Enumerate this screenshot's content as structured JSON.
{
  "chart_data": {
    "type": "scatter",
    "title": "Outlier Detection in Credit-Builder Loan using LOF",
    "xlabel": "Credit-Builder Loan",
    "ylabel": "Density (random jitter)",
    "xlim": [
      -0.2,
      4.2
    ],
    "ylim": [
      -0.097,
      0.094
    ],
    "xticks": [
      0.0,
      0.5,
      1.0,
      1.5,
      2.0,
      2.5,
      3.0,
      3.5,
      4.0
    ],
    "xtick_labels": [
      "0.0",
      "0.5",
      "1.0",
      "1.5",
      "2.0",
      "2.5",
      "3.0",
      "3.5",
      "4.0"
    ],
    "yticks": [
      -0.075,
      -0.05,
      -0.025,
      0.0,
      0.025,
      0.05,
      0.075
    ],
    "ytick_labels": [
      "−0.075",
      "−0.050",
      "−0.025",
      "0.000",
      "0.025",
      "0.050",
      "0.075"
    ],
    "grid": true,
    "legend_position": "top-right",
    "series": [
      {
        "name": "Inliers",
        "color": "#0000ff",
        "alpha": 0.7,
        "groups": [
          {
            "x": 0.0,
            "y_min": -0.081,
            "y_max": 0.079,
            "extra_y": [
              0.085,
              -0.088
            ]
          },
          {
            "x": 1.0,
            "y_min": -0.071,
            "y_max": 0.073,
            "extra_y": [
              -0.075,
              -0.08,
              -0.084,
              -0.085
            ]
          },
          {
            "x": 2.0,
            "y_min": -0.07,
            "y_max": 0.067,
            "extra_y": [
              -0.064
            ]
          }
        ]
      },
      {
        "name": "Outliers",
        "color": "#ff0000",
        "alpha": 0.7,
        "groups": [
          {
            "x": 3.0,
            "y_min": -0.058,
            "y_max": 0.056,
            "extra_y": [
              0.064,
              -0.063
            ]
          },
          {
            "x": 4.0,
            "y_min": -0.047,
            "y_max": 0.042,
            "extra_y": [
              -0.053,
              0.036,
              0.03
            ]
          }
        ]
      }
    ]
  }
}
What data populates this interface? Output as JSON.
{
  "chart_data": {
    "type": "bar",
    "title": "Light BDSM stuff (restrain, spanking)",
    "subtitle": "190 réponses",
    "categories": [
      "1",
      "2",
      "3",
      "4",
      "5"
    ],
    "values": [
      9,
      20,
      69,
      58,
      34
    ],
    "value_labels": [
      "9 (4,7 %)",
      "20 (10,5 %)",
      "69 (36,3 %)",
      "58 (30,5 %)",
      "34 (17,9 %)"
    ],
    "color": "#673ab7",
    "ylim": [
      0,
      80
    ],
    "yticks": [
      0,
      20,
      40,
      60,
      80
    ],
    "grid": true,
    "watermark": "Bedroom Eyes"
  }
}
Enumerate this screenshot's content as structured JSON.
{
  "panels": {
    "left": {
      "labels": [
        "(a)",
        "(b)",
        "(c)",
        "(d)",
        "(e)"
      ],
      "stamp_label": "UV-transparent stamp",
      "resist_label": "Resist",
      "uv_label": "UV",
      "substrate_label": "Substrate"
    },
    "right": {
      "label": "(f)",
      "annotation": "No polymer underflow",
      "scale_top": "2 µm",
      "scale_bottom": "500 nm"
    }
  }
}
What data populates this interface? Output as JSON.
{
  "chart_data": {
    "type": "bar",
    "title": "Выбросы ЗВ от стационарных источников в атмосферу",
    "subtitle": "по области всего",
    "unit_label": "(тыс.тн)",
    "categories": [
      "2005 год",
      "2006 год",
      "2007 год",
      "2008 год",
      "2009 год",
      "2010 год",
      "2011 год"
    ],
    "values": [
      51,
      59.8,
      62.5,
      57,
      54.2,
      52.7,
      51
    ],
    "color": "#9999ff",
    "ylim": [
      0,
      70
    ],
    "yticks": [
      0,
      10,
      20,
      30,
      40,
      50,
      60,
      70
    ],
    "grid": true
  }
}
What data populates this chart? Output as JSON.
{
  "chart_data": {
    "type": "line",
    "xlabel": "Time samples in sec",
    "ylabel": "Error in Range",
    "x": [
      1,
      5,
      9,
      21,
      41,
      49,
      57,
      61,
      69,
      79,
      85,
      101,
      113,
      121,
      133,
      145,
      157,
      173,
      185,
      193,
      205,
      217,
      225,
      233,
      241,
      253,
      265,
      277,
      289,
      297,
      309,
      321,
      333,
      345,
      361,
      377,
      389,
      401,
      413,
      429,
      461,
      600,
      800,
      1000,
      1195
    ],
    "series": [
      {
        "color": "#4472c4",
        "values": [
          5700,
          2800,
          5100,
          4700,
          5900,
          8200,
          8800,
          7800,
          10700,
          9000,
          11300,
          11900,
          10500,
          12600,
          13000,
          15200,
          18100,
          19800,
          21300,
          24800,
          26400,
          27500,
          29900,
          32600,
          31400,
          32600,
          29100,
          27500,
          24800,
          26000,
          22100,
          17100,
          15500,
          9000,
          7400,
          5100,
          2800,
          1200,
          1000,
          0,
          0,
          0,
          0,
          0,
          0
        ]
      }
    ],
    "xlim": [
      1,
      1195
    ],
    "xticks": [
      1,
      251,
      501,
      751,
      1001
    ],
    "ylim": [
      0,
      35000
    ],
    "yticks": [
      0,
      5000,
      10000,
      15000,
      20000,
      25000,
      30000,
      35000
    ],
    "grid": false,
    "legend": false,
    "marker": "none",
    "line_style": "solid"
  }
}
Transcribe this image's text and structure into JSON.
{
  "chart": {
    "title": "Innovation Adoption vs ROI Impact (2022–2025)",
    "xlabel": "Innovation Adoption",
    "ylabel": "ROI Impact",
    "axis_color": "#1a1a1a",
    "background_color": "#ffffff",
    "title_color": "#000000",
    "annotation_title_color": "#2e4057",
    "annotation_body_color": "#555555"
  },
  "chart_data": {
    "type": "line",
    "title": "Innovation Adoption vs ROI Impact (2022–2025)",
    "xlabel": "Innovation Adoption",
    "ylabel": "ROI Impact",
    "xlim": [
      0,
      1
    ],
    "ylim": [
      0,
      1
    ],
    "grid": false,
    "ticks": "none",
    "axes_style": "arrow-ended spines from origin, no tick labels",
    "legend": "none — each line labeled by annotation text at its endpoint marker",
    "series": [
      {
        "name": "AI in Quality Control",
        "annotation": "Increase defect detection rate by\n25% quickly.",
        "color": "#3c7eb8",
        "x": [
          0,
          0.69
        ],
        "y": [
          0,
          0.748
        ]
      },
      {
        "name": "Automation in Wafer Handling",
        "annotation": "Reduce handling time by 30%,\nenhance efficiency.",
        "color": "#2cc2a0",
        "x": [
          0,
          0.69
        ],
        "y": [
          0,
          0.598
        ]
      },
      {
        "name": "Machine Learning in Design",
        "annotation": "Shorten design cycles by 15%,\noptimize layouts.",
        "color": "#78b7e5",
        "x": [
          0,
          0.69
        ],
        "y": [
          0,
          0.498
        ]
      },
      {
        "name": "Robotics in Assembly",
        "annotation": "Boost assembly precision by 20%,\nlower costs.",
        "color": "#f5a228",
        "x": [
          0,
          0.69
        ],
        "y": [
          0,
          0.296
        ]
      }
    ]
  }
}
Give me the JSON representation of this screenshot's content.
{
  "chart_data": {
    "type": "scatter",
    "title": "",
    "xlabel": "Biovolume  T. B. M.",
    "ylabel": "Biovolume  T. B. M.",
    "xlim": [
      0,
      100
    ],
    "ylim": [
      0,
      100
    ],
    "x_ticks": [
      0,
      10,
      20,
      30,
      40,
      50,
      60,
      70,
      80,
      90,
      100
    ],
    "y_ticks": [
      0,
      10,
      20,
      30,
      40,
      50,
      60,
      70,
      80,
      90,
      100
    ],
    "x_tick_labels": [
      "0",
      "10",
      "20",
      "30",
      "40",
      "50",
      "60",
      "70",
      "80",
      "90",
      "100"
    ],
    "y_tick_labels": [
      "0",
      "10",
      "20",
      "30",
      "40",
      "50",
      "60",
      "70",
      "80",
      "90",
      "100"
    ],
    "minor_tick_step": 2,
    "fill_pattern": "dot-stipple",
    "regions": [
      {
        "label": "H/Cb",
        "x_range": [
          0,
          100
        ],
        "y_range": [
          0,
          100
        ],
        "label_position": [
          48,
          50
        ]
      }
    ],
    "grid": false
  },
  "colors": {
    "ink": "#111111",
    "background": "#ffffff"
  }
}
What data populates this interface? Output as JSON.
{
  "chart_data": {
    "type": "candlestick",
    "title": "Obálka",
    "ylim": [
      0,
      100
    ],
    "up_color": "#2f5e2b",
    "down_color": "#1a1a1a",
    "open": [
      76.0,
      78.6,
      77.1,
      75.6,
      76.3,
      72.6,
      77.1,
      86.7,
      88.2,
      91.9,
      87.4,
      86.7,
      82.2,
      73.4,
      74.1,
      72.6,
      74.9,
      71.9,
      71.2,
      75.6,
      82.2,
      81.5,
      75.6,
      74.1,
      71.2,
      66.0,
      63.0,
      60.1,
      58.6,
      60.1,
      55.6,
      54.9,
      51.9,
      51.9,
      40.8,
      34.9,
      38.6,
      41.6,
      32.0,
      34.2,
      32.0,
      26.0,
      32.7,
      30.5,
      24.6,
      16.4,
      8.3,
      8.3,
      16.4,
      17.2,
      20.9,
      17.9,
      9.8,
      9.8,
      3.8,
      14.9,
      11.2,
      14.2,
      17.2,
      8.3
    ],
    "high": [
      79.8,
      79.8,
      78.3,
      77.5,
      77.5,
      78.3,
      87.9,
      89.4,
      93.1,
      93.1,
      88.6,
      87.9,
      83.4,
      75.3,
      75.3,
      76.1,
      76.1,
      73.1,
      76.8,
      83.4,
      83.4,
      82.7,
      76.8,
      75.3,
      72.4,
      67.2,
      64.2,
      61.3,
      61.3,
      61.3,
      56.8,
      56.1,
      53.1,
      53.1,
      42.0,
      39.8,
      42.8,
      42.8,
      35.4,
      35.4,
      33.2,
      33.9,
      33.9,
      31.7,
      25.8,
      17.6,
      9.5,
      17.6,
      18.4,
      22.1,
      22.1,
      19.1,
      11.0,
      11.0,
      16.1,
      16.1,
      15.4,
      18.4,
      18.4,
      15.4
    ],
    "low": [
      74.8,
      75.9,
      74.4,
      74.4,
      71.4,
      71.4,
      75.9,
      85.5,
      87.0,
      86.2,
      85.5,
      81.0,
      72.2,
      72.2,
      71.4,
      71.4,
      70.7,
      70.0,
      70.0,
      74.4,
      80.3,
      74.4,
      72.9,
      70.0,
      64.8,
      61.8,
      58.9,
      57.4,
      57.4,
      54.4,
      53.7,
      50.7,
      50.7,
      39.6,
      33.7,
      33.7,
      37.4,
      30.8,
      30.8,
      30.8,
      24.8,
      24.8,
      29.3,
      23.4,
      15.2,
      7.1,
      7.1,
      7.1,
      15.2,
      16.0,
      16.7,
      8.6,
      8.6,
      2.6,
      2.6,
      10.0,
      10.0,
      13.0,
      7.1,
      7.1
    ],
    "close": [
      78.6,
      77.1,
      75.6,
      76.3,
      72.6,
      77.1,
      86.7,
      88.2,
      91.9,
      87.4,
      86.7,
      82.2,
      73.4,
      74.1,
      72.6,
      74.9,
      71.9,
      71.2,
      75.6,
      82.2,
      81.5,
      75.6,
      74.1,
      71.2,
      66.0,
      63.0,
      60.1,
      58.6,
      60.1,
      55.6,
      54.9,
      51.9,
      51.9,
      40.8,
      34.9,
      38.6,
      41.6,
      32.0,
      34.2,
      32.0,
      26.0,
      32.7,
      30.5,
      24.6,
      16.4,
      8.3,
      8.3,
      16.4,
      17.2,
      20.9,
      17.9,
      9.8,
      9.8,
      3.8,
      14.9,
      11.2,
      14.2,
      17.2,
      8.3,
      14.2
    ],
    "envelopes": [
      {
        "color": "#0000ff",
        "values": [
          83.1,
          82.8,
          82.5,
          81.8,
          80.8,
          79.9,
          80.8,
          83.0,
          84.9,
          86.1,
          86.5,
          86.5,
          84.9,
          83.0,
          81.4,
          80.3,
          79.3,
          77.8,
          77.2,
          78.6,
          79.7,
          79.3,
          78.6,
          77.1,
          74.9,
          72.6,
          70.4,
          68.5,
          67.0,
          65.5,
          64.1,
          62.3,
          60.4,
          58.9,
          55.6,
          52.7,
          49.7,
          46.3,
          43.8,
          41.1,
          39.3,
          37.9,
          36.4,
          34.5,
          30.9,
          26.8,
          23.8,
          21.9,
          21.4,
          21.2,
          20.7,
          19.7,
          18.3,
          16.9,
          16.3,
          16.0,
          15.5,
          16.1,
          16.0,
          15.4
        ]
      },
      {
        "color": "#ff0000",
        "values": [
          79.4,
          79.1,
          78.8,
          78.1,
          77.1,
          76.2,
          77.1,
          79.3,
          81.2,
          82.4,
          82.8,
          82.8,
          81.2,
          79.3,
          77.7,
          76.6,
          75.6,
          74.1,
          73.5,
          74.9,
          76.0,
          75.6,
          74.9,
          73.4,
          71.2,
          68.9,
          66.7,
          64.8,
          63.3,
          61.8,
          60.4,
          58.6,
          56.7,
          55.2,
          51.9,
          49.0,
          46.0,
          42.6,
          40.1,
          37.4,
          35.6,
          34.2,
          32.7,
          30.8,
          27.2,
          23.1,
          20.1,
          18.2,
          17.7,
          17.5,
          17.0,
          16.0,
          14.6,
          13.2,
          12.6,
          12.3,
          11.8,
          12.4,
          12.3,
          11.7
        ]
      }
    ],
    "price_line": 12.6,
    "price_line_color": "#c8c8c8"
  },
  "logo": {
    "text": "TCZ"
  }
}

------------------------------------

# Given request
Gather each line of the listing containing the word "subtitle" and show it.

# Result of this task
    "subtitle": "190 réponses",
    "subtitle": "по области всего",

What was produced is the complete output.